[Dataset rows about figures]
━━━

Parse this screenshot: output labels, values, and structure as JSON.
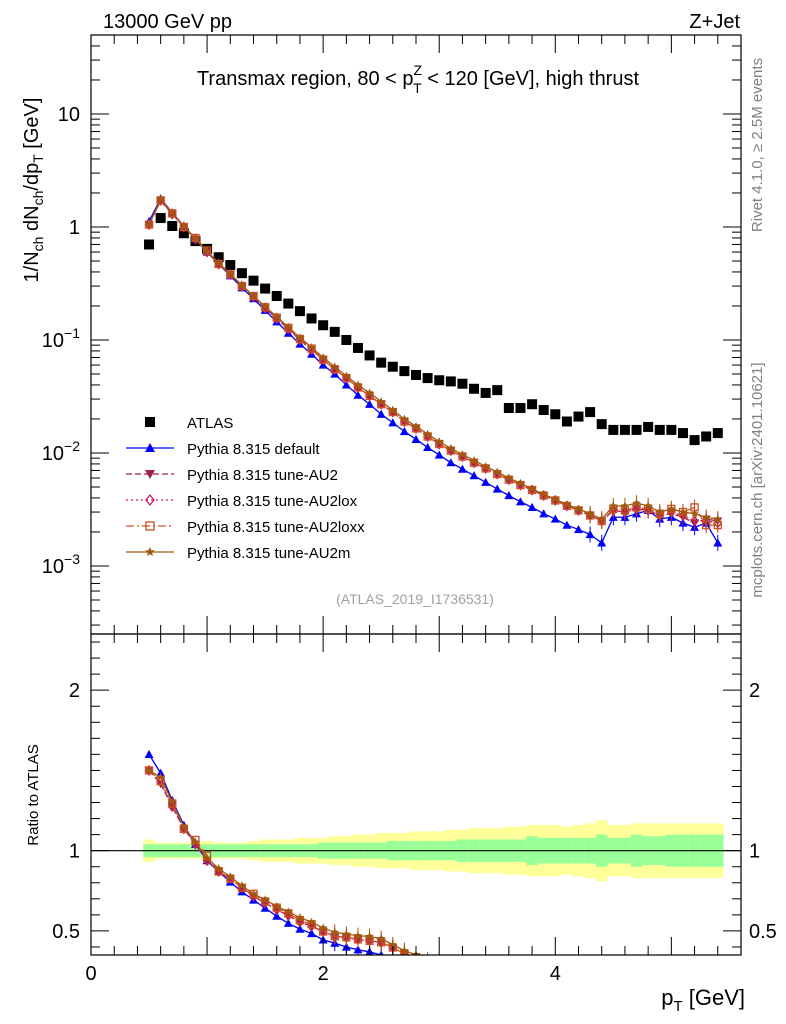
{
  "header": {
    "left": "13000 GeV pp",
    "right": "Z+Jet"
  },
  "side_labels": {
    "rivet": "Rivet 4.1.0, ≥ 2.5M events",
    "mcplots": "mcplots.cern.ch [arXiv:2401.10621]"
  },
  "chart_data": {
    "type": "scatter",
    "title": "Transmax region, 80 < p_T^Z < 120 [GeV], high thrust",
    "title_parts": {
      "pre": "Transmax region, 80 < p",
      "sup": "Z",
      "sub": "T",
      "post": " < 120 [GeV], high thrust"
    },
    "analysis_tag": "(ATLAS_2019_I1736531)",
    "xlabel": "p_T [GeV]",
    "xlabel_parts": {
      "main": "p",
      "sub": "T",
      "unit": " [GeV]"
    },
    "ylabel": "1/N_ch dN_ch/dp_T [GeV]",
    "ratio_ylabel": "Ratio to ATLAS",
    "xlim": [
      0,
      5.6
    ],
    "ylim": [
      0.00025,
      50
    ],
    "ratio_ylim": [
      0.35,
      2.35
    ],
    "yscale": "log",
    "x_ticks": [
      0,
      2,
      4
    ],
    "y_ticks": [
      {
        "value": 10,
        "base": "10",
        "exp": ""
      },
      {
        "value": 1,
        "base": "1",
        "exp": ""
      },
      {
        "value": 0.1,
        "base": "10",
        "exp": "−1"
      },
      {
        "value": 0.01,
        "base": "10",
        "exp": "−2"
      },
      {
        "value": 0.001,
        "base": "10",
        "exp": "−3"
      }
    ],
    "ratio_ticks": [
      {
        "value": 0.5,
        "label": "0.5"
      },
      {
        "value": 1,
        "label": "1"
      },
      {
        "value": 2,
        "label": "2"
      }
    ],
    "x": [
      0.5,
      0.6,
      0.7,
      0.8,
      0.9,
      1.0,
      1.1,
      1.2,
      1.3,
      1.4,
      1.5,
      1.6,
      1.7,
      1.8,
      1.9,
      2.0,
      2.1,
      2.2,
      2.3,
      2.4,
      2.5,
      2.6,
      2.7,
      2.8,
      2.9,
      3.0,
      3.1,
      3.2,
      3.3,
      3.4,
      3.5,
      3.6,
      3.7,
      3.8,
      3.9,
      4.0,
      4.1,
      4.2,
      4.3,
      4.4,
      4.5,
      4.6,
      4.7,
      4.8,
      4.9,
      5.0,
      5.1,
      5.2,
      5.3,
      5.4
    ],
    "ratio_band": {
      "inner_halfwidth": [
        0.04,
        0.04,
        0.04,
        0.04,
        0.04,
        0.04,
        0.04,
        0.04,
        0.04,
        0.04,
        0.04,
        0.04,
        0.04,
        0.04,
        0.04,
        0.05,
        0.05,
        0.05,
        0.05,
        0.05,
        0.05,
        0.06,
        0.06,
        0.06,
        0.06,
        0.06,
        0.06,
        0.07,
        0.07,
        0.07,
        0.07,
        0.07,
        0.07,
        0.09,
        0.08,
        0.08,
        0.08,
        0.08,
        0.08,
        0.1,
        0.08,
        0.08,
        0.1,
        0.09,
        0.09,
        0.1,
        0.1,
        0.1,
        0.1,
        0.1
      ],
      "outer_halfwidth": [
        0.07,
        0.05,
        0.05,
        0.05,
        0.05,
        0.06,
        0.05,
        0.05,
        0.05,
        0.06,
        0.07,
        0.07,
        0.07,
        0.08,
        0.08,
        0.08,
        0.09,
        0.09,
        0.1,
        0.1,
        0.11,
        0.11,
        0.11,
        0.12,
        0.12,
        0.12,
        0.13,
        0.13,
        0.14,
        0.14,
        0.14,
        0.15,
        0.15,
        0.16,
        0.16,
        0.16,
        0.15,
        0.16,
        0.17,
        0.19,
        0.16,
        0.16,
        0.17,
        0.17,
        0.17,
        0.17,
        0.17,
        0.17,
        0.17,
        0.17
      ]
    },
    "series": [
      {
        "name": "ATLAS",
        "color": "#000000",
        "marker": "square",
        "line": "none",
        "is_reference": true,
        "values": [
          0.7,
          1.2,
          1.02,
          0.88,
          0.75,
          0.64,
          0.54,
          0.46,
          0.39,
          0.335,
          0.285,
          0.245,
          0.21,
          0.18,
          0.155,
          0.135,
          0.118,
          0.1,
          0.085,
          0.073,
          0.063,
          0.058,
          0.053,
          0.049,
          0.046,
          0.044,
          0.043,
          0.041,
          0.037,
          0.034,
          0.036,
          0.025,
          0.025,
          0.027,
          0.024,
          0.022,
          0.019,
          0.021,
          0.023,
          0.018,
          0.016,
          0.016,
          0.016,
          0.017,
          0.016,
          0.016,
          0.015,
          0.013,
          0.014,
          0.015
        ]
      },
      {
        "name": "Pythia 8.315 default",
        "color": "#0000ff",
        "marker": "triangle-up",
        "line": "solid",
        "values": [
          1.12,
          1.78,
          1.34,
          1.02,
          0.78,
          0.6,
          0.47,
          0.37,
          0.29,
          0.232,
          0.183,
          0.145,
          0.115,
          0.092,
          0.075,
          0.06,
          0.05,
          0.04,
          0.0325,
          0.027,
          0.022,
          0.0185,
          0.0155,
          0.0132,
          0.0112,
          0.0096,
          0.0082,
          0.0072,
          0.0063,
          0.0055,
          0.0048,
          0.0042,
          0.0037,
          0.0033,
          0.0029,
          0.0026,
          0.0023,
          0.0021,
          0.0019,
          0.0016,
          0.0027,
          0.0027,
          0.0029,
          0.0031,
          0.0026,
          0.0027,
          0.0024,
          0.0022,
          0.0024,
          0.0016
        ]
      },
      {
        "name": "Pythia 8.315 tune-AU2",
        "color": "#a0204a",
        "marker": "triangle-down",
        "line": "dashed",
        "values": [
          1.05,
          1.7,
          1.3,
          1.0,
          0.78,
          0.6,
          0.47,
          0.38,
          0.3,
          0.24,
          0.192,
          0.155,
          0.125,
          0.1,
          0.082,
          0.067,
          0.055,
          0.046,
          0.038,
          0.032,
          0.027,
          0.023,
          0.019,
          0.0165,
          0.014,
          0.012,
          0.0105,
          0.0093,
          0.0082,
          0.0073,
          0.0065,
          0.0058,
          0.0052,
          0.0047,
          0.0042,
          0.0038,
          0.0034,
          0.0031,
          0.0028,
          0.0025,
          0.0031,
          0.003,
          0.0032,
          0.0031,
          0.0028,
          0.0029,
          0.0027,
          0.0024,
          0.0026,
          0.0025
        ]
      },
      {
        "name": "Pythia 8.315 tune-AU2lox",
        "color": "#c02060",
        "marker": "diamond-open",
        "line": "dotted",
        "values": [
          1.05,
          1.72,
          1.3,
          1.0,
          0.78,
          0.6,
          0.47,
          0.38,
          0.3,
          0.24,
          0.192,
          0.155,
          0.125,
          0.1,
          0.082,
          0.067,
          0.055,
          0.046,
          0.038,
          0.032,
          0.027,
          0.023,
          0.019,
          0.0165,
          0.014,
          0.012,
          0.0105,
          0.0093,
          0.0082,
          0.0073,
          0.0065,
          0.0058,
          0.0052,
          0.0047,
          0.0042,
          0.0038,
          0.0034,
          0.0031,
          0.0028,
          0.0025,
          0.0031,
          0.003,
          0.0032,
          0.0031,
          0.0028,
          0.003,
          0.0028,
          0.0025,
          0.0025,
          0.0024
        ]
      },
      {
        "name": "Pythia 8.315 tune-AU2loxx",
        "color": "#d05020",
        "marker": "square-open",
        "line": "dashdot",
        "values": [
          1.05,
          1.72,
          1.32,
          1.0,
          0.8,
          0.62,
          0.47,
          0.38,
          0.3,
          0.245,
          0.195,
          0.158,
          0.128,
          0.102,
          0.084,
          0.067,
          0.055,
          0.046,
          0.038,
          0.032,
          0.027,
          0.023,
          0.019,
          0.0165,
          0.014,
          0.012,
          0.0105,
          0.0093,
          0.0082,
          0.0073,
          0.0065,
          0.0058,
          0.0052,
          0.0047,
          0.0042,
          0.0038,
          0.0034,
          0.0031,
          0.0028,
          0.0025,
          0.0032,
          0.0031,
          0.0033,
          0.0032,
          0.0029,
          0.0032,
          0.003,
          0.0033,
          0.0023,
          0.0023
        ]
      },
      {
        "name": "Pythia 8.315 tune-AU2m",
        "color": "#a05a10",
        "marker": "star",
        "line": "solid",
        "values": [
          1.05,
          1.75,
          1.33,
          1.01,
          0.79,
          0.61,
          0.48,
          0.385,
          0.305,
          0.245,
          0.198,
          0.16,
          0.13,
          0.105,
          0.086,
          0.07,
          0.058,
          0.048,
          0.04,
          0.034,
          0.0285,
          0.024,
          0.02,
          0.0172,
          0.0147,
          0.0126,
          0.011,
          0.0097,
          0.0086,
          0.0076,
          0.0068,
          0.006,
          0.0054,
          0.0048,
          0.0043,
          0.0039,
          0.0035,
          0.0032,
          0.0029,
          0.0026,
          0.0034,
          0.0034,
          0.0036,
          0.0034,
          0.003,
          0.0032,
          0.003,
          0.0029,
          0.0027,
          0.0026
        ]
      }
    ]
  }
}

━━━

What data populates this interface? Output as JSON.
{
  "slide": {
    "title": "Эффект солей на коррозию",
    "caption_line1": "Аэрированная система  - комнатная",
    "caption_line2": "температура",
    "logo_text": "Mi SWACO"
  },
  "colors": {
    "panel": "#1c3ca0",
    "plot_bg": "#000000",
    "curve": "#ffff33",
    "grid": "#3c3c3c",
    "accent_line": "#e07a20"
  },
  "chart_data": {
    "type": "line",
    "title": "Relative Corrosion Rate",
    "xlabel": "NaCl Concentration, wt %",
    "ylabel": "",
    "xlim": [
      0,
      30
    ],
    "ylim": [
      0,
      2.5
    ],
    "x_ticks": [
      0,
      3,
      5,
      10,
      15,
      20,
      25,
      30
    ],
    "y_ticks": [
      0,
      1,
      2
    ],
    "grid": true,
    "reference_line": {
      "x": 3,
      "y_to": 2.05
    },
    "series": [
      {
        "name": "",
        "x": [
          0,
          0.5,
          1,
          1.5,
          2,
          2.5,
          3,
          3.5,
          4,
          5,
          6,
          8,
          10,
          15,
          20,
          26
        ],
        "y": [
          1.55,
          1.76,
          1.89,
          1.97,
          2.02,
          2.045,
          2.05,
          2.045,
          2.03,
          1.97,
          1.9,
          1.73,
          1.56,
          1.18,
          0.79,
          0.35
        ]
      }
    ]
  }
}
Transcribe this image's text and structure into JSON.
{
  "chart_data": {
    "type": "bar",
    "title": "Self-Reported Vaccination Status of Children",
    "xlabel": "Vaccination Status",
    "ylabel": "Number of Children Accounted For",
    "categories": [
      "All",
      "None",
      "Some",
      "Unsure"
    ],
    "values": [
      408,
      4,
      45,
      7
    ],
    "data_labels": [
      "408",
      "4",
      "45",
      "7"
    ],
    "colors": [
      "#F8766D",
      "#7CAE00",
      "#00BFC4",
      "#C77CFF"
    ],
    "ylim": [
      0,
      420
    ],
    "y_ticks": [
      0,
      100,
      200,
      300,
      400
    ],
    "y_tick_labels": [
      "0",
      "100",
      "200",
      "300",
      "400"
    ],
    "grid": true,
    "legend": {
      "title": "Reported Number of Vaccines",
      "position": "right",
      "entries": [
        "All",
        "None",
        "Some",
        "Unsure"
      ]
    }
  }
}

━━━

The exercise. Copy each line in the data that holds the word "JSON".

Solution to the exercise.
Parse this screenshot: output labels, values, and structure as JSON.
What data populates this interface? Output as JSON.
Transcribe this image's text and structure into JSON.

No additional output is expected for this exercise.